§ **What the task asks**: Copy the lines of the listing below word for word, starting at the line that contains "sidebar-item-diagnostic-test[interactable]: Diagnostic Test" and ending at the line that contains "description-term-usb: USB Link", with both of those lines included.

§ **Supplied information**:
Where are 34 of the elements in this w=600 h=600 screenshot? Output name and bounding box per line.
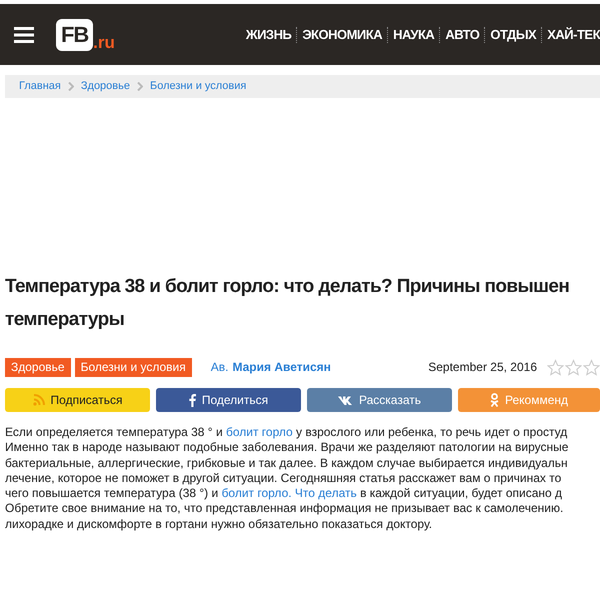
person-icon [490, 393, 499, 407]
star-icon[interactable] [547, 358, 564, 376]
star-icon[interactable] [565, 358, 582, 376]
article-title: Температура 38 и болит горло: что делать? Причины повышен температуры [4, 275, 570, 332]
category-tag[interactable]: Здоровье [5, 358, 71, 376]
menu-icon[interactable] [14, 26, 34, 42]
article-paragraph: Если определяется температура 38 ° и болит горло у взрослого или ребенка, то речь идет о простуд Именно так в народе называют подобные заболевания. Врачи же разделяют патологии на вирусные бактериальные, аллергические, грибковые и так далее. В каждом случае выбирается индивидуальн лечение, которое не поможет в другой ситуации. Сегодняшняя статья расскажет вам о причинах то чего повышается температура (38 °) и болит горло. Что делать в каждой ситуации, будет описано д Обретите свое внимание на то, что представленная информация не призывает вас к самолечению. лихорадке и дискомфорте в гортани нужно обязательно показаться доктору. [4, 425, 570, 532]
share-button[interactable]: Подписаться [5, 388, 150, 412]
share-button[interactable]: Рекомменд [458, 388, 600, 412]
breadcrumb-link[interactable]: Болезни и условия [150, 78, 246, 95]
chevron-icon [136, 82, 143, 91]
publish-date: September 25, 2016 [428, 359, 537, 376]
author-prefix: Ав. [210, 359, 228, 376]
star-icon[interactable] [583, 358, 600, 376]
rss-icon [32, 394, 45, 406]
nav-link[interactable]: НАУКА [393, 24, 434, 44]
facebook-icon [188, 394, 196, 406]
star-rating[interactable] [547, 358, 600, 376]
vk-icon [338, 396, 353, 404]
text-link[interactable]: болит горло [226, 425, 293, 439]
share-button[interactable]: Рассказать [307, 388, 452, 412]
nav-link[interactable]: ЭКОНОМИКА [302, 24, 382, 44]
nav-link[interactable]: АВТО [445, 24, 480, 44]
nav-link[interactable]: ОТДЫХ [490, 24, 536, 44]
text-link[interactable]: болит горло. [222, 486, 292, 500]
nav-link[interactable]: ЖИЗНЬ [246, 24, 292, 44]
breadcrumb-link[interactable]: Главная [19, 78, 61, 95]
chevron-icon [68, 82, 74, 91]
breadcrumb-link[interactable]: Здоровье [80, 78, 130, 95]
text-link[interactable]: Что делать [294, 486, 357, 500]
author-link[interactable]: Мария Аветисян [232, 358, 331, 376]
category-tag[interactable]: Болезни и условия [74, 358, 192, 376]
share-button[interactable]: Поделиться [156, 388, 301, 412]
nav-link[interactable]: ХАЙ-ТЕК [547, 24, 600, 44]
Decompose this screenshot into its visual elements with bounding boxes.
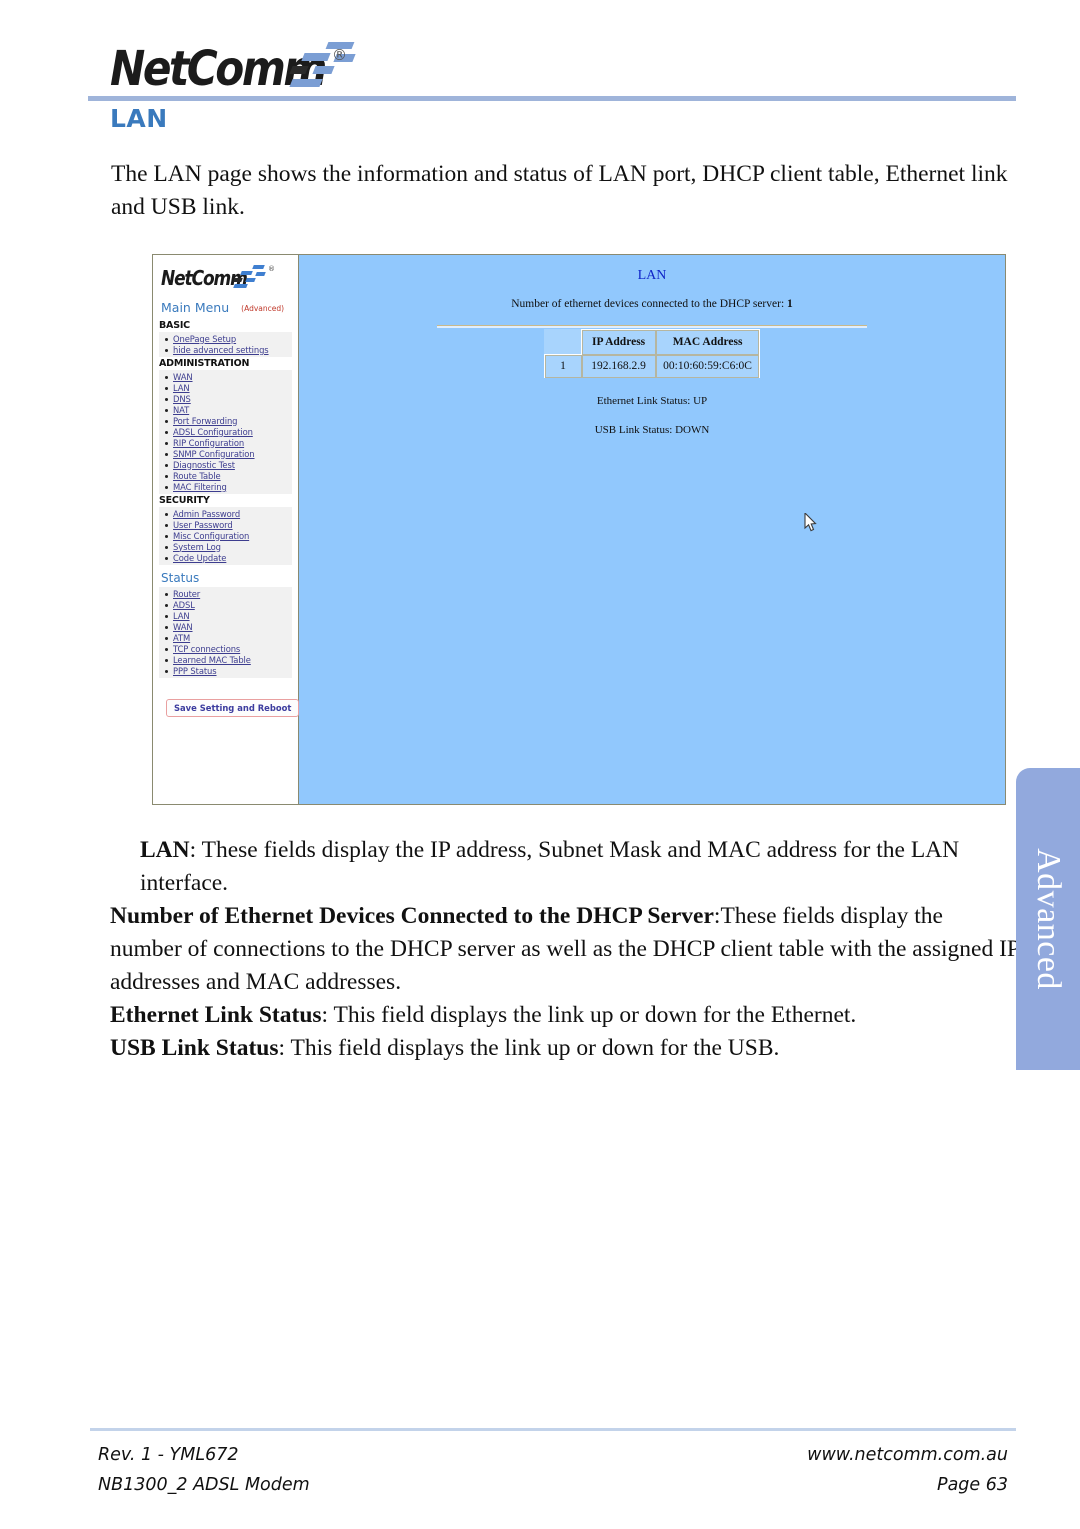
sidebar-item-diagnostic-test[interactable]: Diagnostic Test (165, 459, 292, 470)
menu-heading-security: SECURITY (159, 495, 210, 506)
netcomm-logo: NetComm ® (110, 36, 363, 97)
save-setting-and-reboot-button[interactable]: Save Setting and Reboot (166, 699, 300, 717)
sidebar-item-status-lan[interactable]: LAN (165, 610, 292, 621)
description-term-dhcp: Number of Ethernet Devices Connected to … (110, 903, 714, 929)
logo-dash-decoration-icon (277, 42, 363, 90)
save-reboot-container: Save Setting and Reboot (166, 698, 300, 717)
router-sidebar: NetComm ® Main Menu (Advanced) BASIC One… (153, 255, 300, 804)
field-descriptions: LAN: These fields display the IP address… (110, 834, 1020, 1065)
table-cell-index: 1 (544, 354, 582, 378)
sidebar-item-status-ppp-status[interactable]: PPP Status (165, 665, 292, 676)
registered-trademark-icon: ® (332, 46, 347, 64)
description-term-usb: USB Link Status (110, 1035, 279, 1061)
menu-group-administration: WAN LAN DNS NAT Port Forwarding ADSL Con… (159, 370, 292, 494)
router-registered-trademark-icon: ® (268, 265, 275, 273)
sidebar-item-nat[interactable]: NAT (165, 404, 292, 415)
sidebar-item-mac-filtering[interactable]: MAC Filtering (165, 481, 292, 492)
header-divider (88, 96, 1016, 101)
footer-revision: Rev. 1 - YML672 (98, 1445, 239, 1465)
description-term-ethernet: Ethernet Link Status (110, 1002, 322, 1028)
router-content-pane: LAN Number of ethernet devices connected… (299, 255, 1005, 804)
usb-link-status: USB Link Status: DOWN (594, 424, 710, 436)
router-ui-screenshot: NetComm ® Main Menu (Advanced) BASIC One… (152, 254, 1006, 805)
sidebar-item-status-wan[interactable]: WAN (165, 621, 292, 632)
menu-group-status: Router ADSL LAN WAN ATM TCP connections … (159, 587, 292, 678)
sidebar-item-route-table[interactable]: Route Table (165, 470, 292, 481)
dhcp-client-table: IP Address MAC Address 1 192.168.2.9 00:… (544, 329, 760, 378)
sidebar-item-system-log[interactable]: System Log (165, 541, 292, 552)
sidebar-item-code-update[interactable]: Code Update (165, 552, 292, 563)
router-logo-dash-icon (252, 265, 265, 269)
sidebar-item-status-atm[interactable]: ATM (165, 632, 292, 643)
menu-heading-basic: BASIC (159, 320, 190, 331)
table-header-index (545, 330, 582, 355)
sidebar-item-status-router[interactable]: Router (165, 588, 292, 599)
sidebar-item-snmp-configuration[interactable]: SNMP Configuration (165, 448, 292, 459)
page-title: LAN (110, 104, 168, 133)
dhcp-device-count-value: 1 (787, 298, 793, 310)
section-tab-label: Advanced (1030, 848, 1067, 990)
router-page-title: LAN (637, 268, 667, 283)
main-menu-label: Main Menu (161, 300, 230, 315)
sidebar-item-status-learned-mac-table[interactable]: Learned MAC Table (165, 654, 292, 665)
table-header-row: IP Address MAC Address (545, 329, 760, 355)
description-dhcp: Number of Ethernet Devices Connected to … (110, 900, 1020, 999)
sidebar-item-status-tcp-connections[interactable]: TCP connections (165, 643, 292, 654)
menu-group-security: Admin Password User Password Misc Config… (159, 507, 292, 565)
table-cell-ip-address: 192.168.2.9 (580, 354, 657, 378)
sidebar-item-adsl-configuration[interactable]: ADSL Configuration (165, 426, 292, 437)
table-row: 1 192.168.2.9 00:10:60:59:C6:0C (544, 354, 760, 378)
dhcp-device-count-label: Number of ethernet devices connected to … (511, 298, 788, 310)
table-header-mac-address: MAC Address (655, 329, 760, 355)
main-menu-header: Main Menu (Advanced) (161, 299, 298, 317)
page-footer: Rev. 1 - YML672 www.netcomm.com.au NB130… (98, 1440, 1008, 1500)
menu-heading-status: Status (161, 571, 200, 585)
footer-page-number: Page 63 (937, 1475, 1008, 1495)
footer-product: NB1300_2 ADSL Modem (98, 1475, 310, 1495)
description-text-ethernet: : This field displays the link up or dow… (321, 1002, 857, 1028)
sidebar-item-wan[interactable]: WAN (165, 371, 292, 382)
sidebar-item-hide-advanced-settings[interactable]: hide advanced settings (165, 344, 292, 355)
description-ethernet: Ethernet Link Status: This field display… (110, 999, 1020, 1032)
description-text-lan: : These fields display the IP address, S… (140, 837, 960, 896)
sidebar-item-dns[interactable]: DNS (165, 393, 292, 404)
dhcp-device-count-line: Number of ethernet devices connected to … (299, 298, 1005, 310)
footer-website: www.netcomm.com.au (807, 1445, 1008, 1465)
footer-divider (90, 1428, 1016, 1431)
sidebar-item-admin-password[interactable]: Admin Password (165, 508, 292, 519)
menu-group-basic: OnePage Setup hide advanced settings (159, 332, 292, 357)
table-cell-mac-address: 00:10:60:59:C6:0C (655, 354, 760, 378)
router-sidebar-logo: NetComm ® (161, 263, 298, 297)
description-text-usb: : This field displays the link up or dow… (278, 1035, 780, 1061)
sidebar-item-port-forwarding[interactable]: Port Forwarding (165, 415, 292, 426)
table-top-divider (437, 325, 867, 328)
footer-row-top: Rev. 1 - YML672 www.netcomm.com.au (98, 1440, 1008, 1470)
description-usb: USB Link Status: This field displays the… (110, 1032, 1020, 1065)
sidebar-item-onepage-setup[interactable]: OnePage Setup (165, 333, 292, 344)
sidebar-item-misc-configuration[interactable]: Misc Configuration (165, 530, 292, 541)
sidebar-item-lan[interactable]: LAN (165, 382, 292, 393)
menu-heading-administration: ADMINISTRATION (159, 358, 250, 369)
ethernet-link-status: Ethernet Link Status: UP (596, 395, 708, 407)
intro-paragraph: The LAN page shows the information and s… (111, 161, 1008, 220)
advanced-mode-label: (Advanced) (241, 304, 285, 313)
section-tab-advanced: Advanced (1016, 768, 1080, 1070)
table-header-ip-address: IP Address (580, 329, 657, 355)
description-lan: LAN: These fields display the IP address… (140, 834, 1020, 900)
sidebar-item-user-password[interactable]: User Password (165, 519, 292, 530)
page-header: NetComm ® (0, 0, 1080, 105)
description-term-lan: LAN (140, 837, 190, 863)
footer-row-bottom: NB1300_2 ADSL Modem Page 63 (98, 1470, 1008, 1500)
mouse-pointer-icon (804, 513, 817, 532)
sidebar-item-status-adsl[interactable]: ADSL (165, 599, 292, 610)
sidebar-item-rip-configuration[interactable]: RIP Configuration (165, 437, 292, 448)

§ **Response for this exercise**:
sidebar-item-diagnostic-test[interactable]: Diagnostic Test (165, 459, 292, 470)
menu-heading-security: SECURITY (159, 495, 210, 506)
netcomm-logo: NetComm ® (110, 36, 363, 97)
save-setting-and-reboot-button[interactable]: Save Setting and Reboot (166, 699, 300, 717)
sidebar-item-status-lan[interactable]: LAN (165, 610, 292, 621)
description-term-dhcp: Number of Ethernet Devices Connected to … (110, 903, 714, 929)
logo-dash-decoration-icon (277, 42, 363, 90)
save-reboot-container: Save Setting and Reboot (166, 698, 300, 717)
router-sidebar: NetComm ® Main Menu (Advanced) BASIC One… (153, 255, 300, 804)
field-descriptions: LAN: These fields display the IP address… (110, 834, 1020, 1065)
table-cell-index: 1 (544, 354, 582, 378)
sidebar-item-status-ppp-status[interactable]: PPP Status (165, 665, 292, 676)
registered-trademark-icon: ® (332, 46, 347, 64)
description-term-usb: USB Link Status (110, 1035, 279, 1061)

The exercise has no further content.